Exercise aim: Write out the material exactly, leaving every picture behind.

╭─ Task material

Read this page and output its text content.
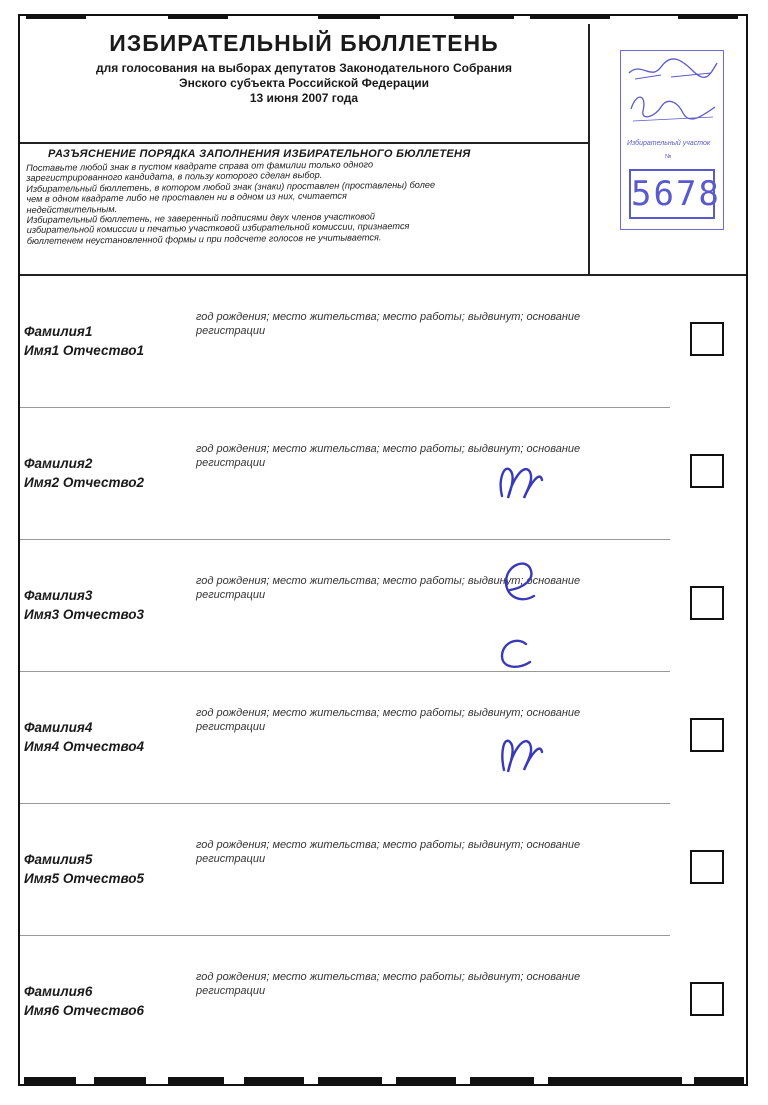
ИЗБИРАТЕЛЬНЫЙ БЮЛЛЕТЕНЬ
для голосования на выборах депутатов Законодательного Собрания
Энского субъекта Российской Федерации
13 июня 2007 года
РАЗЪЯСНЕНИЕ ПОРЯДКА ЗАПОЛНЕНИЯ ИЗБИРАТЕЛЬНОГО БЮЛЛЕТЕНЯ

Поставьте любой знак в пустом квадрате справа от фамилии только одного

зарегистрированного кандидата, в пользу которого сделан выбор.

Избирательный бюллетень, в котором любой знак (знаки) проставлен (проставлены) более

чем в одном квадрате либо не проставлен ни в одном из них, считается

недействительным.

Избирательный бюллетень, не заверенный подписями двух членов участковой

избирательной комиссии и печатью участковой избирательной комиссии, признается

бюллетенем неустановленной формы и при подсчете голосов не учитывается.

Избирательный участок
№
5678
Фамилия1
Имя1 Отчество1
год рождения; место жительства; место работы; выдвинут; основание регистрации
Фамилия2
Имя2 Отчество2
год рождения; место жительства; место работы; выдвинут; основание регистрации
Фамилия3
Имя3 Отчество3
год рождения; место жительства; место работы; выдвинут; основание регистрации
Фамилия4
Имя4 Отчество4
год рождения; место жительства; место работы; выдвинут; основание регистрации
Фамилия5
Имя5 Отчество5
год рождения; место жительства; место работы; выдвинут; основание регистрации
Фамилия6
Имя6 Отчество6
год рождения; место жительства; место работы; выдвинут; основание регистрации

╰─

Answer below:
Read this page and output its text content.
ИЗБИРАТЕЛЬНЫЙ БЮЛЛЕТЕНЬ
для голосования на выборах депутатов Законодательного Собрания
Энского субъекта Российской Федерации
13 июня 2007 года
РАЗЪЯСНЕНИЕ ПОРЯДКА ЗАПОЛНЕНИЯ ИЗБИРАТЕЛЬНОГО БЮЛЛЕТЕНЯ

Поставьте любой знак в пустом квадрате справа от фамилии только одного

зарегистрированного кандидата, в пользу которого сделан выбор.

Избирательный бюллетень, в котором любой знак (знаки) проставлен (проставлены) более

чем в одном квадрате либо не проставлен ни в одном из них, считается

недействительным.

Избирательный бюллетень, не заверенный подписями двух членов участковой

избирательной комиссии и печатью участковой избирательной комиссии, признается

бюллетенем неустановленной формы и при подсчете голосов не учитывается.

Избирательный участок
№
5678
Фамилия1
Имя1 Отчество1
год рождения; место жительства; место работы; выдвинут; основание регистрации
Фамилия2
Имя2 Отчество2
год рождения; место жительства; место работы; выдвинут; основание регистрации
Фамилия3
Имя3 Отчество3
год рождения; место жительства; место работы; выдвинут; основание регистрации
Фамилия4
Имя4 Отчество4
год рождения; место жительства; место работы; выдвинут; основание регистрации
Фамилия5
Имя5 Отчество5
год рождения; место жительства; место работы; выдвинут; основание регистрации
Фамилия6
Имя6 Отчество6
год рождения; место жительства; место работы; выдвинут; основание регистрации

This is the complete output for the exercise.